* _STATED GOAL_: Extract every line below that contains the word "Woman".

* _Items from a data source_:

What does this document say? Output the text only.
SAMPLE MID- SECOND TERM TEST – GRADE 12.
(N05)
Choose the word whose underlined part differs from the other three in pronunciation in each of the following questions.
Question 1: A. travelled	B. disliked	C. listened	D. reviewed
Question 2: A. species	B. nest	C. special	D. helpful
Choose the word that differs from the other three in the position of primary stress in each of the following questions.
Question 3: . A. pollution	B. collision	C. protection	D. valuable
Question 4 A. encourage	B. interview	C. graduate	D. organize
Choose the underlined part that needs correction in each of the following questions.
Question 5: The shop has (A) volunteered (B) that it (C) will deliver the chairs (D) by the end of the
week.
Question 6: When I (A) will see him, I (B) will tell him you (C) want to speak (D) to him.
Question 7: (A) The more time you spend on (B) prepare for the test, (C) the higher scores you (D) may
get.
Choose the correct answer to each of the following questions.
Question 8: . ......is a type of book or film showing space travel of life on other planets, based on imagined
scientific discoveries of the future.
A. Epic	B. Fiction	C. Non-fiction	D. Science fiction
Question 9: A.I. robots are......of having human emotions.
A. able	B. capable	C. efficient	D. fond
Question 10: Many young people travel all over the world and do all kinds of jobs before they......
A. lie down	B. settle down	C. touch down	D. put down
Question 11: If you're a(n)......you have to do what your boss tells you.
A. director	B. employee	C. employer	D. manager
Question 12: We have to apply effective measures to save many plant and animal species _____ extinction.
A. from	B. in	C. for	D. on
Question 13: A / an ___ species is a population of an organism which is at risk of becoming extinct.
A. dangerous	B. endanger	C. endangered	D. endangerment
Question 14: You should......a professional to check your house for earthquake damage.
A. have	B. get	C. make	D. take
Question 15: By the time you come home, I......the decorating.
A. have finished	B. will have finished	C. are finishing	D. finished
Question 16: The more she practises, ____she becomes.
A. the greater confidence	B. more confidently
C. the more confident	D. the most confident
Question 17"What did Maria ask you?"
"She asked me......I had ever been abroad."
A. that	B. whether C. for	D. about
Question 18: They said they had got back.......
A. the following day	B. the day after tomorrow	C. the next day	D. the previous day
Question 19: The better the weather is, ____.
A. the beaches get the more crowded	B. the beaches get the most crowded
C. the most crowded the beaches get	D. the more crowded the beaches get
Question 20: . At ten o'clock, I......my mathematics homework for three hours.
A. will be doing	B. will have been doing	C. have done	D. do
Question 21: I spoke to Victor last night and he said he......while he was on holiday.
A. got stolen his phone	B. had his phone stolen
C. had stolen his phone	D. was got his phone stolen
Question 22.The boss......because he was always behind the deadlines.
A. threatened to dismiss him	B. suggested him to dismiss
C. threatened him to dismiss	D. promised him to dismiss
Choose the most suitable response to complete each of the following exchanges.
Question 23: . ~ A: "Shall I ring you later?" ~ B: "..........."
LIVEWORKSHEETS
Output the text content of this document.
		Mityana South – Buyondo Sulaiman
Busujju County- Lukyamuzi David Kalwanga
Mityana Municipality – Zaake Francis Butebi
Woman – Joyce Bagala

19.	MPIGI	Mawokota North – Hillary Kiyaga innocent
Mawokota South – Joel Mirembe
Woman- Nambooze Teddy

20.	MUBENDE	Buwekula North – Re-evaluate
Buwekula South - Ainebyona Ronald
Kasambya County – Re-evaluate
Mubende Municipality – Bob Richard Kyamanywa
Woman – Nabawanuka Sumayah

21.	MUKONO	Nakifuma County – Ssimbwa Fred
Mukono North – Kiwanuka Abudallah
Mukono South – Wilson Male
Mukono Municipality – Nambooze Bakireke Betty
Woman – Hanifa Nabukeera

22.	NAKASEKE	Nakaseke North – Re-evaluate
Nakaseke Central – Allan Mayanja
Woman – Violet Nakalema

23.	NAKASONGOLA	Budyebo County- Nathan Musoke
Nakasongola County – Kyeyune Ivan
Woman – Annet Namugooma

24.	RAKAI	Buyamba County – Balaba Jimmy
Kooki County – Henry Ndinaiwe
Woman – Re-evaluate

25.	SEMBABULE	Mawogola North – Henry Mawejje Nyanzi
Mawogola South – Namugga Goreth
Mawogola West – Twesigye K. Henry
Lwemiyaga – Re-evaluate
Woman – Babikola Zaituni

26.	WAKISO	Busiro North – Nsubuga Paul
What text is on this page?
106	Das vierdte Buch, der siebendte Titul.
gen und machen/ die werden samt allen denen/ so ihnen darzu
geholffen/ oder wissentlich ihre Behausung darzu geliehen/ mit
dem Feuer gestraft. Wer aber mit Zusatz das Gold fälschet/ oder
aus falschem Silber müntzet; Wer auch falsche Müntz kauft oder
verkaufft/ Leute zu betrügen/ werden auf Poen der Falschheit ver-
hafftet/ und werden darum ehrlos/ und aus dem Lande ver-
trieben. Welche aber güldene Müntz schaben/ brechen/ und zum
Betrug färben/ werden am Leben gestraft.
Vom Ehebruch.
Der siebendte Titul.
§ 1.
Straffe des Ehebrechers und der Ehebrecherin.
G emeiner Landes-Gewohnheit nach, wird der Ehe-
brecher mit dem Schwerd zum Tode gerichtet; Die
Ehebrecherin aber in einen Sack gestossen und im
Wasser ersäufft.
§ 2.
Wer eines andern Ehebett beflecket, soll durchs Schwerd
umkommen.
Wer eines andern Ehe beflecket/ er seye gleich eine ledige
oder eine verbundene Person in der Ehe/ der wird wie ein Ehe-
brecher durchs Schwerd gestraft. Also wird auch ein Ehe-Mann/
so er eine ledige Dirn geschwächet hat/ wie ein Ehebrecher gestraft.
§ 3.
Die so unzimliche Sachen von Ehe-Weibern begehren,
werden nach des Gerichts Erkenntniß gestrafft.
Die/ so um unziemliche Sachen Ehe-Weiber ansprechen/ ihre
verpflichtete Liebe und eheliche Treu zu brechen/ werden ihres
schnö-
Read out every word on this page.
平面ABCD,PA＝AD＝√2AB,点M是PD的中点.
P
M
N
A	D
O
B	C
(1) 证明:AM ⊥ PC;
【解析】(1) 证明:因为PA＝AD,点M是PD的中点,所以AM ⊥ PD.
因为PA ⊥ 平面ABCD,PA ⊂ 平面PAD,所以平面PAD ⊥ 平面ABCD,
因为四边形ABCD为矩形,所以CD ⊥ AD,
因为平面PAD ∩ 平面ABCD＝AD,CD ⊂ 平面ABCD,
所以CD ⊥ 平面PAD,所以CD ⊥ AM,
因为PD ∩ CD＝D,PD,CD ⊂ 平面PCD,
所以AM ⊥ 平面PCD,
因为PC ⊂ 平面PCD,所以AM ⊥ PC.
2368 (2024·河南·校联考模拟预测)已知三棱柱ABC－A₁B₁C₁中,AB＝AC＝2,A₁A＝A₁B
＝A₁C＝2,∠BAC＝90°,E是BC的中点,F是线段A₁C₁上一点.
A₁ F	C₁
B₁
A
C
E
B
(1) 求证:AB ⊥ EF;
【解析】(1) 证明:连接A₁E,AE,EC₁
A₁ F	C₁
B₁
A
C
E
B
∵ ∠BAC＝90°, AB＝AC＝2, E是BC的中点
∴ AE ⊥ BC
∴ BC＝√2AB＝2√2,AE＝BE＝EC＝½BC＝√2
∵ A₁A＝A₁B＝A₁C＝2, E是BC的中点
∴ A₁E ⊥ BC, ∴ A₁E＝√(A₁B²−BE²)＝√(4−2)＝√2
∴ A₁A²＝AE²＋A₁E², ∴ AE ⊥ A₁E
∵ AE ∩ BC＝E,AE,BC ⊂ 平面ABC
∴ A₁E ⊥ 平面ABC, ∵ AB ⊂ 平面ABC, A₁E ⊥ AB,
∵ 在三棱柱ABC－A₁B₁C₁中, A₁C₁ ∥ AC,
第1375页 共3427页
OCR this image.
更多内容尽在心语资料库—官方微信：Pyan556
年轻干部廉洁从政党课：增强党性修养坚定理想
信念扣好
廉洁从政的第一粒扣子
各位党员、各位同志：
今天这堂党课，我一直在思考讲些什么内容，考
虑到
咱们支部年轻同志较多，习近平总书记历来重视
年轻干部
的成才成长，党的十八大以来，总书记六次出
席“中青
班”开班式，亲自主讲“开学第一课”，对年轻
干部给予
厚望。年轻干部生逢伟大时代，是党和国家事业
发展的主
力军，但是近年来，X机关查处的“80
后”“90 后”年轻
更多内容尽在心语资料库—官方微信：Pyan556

* _RESPONSE_:
Woman – Joyce Bagala
Woman- Nambooze Teddy
Woman – Nabawanuka Sumayah
Woman – Hanifa Nabukeera
Woman – Violet Nakalema
Woman – Annet Namugooma
Woman – Re-evaluate
Woman – Babikola Zaituni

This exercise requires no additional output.